_The exercise_: Copy the data precisely, keeping every character.

_Records for this task_:
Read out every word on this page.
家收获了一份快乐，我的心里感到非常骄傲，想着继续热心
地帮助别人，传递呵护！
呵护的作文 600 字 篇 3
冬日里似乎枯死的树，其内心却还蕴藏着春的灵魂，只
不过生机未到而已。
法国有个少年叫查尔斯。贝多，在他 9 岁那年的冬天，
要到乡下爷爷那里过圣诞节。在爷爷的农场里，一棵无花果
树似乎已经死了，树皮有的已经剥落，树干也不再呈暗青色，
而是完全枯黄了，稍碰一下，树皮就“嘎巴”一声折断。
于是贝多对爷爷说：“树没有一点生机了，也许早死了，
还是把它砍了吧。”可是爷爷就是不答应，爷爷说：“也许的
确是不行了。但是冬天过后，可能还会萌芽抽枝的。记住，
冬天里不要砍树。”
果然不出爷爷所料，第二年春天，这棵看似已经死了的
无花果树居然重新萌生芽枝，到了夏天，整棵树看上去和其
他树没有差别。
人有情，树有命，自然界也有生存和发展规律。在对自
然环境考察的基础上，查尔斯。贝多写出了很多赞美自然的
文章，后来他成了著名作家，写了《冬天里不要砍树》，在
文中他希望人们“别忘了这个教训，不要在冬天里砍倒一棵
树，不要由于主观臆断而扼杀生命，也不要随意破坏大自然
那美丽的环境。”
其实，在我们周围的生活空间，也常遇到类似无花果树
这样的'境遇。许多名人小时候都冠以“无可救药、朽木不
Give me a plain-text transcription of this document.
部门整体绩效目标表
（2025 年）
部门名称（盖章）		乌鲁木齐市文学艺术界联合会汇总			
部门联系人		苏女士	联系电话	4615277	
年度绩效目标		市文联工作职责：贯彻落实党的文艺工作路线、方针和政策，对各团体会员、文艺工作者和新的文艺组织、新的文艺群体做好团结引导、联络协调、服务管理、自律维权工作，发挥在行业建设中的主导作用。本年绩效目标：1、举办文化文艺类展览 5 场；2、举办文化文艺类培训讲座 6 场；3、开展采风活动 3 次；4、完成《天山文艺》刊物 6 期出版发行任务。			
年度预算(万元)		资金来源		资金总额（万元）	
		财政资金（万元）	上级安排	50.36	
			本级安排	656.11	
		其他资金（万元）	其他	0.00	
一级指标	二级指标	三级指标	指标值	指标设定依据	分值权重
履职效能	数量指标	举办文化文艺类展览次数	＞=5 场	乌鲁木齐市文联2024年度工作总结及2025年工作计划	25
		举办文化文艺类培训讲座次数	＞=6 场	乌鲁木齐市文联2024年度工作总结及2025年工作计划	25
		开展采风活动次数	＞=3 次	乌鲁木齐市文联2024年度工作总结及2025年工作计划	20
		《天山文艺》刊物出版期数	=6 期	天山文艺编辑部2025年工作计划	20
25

_Completed task_:
Read out every word on this page.
家收获了一份快乐，我的心里感到非常骄傲，想着继续热心
地帮助别人，传递呵护！
呵护的作文 600 字 篇 3
冬日里似乎枯死的树，其内心却还蕴藏着春的灵魂，只
不过生机未到而已。
法国有个少年叫查尔斯。贝多，在他 9 岁那年的冬天，
要到乡下爷爷那里过圣诞节。在爷爷的农场里，一棵无花果
树似乎已经死了，树皮有的已经剥落，树干也不再呈暗青色，
而是完全枯黄了，稍碰一下，树皮就“嘎巴”一声折断。
于是贝多对爷爷说：“树没有一点生机了，也许早死了，
还是把它砍了吧。”可是爷爷就是不答应，爷爷说：“也许的
确是不行了。但是冬天过后，可能还会萌芽抽枝的。记住，
冬天里不要砍树。”
果然不出爷爷所料，第二年春天，这棵看似已经死了的
无花果树居然重新萌生芽枝，到了夏天，整棵树看上去和其
他树没有差别。
人有情，树有命，自然界也有生存和发展规律。在对自
然环境考察的基础上，查尔斯。贝多写出了很多赞美自然的
文章，后来他成了著名作家，写了《冬天里不要砍树》，在
文中他希望人们“别忘了这个教训，不要在冬天里砍倒一棵
树，不要由于主观臆断而扼杀生命，也不要随意破坏大自然
那美丽的环境。”
其实，在我们周围的生活空间，也常遇到类似无花果树
这样的'境遇。许多名人小时候都冠以“无可救药、朽木不
Give me a plain-text transcription of this document.
部门整体绩效目标表
（2025 年）
部门名称（盖章）		乌鲁木齐市文学艺术界联合会汇总			
部门联系人		苏女士	联系电话	4615277	
年度绩效目标		市文联工作职责：贯彻落实党的文艺工作路线、方针和政策，对各团体会员、文艺工作者和新的文艺组织、新的文艺群体做好团结引导、联络协调、服务管理、自律维权工作，发挥在行业建设中的主导作用。本年绩效目标：1、举办文化文艺类展览 5 场；2、举办文化文艺类培训讲座 6 场；3、开展采风活动 3 次；4、完成《天山文艺》刊物 6 期出版发行任务。			
年度预算(万元)		资金来源		资金总额（万元）	
		财政资金（万元）	上级安排	50.36	
			本级安排	656.11	
		其他资金（万元）	其他	0.00	
一级指标	二级指标	三级指标	指标值	指标设定依据	分值权重
履职效能	数量指标	举办文化文艺类展览次数	＞=5 场	乌鲁木齐市文联2024年度工作总结及2025年工作计划	25
		举办文化文艺类培训讲座次数	＞=6 场	乌鲁木齐市文联2024年度工作总结及2025年工作计划	25
		开展采风活动次数	＞=3 次	乌鲁木齐市文联2024年度工作总结及2025年工作计划	20
		《天山文艺》刊物出版期数	=6 期	天山文艺编辑部2025年工作计划	20
25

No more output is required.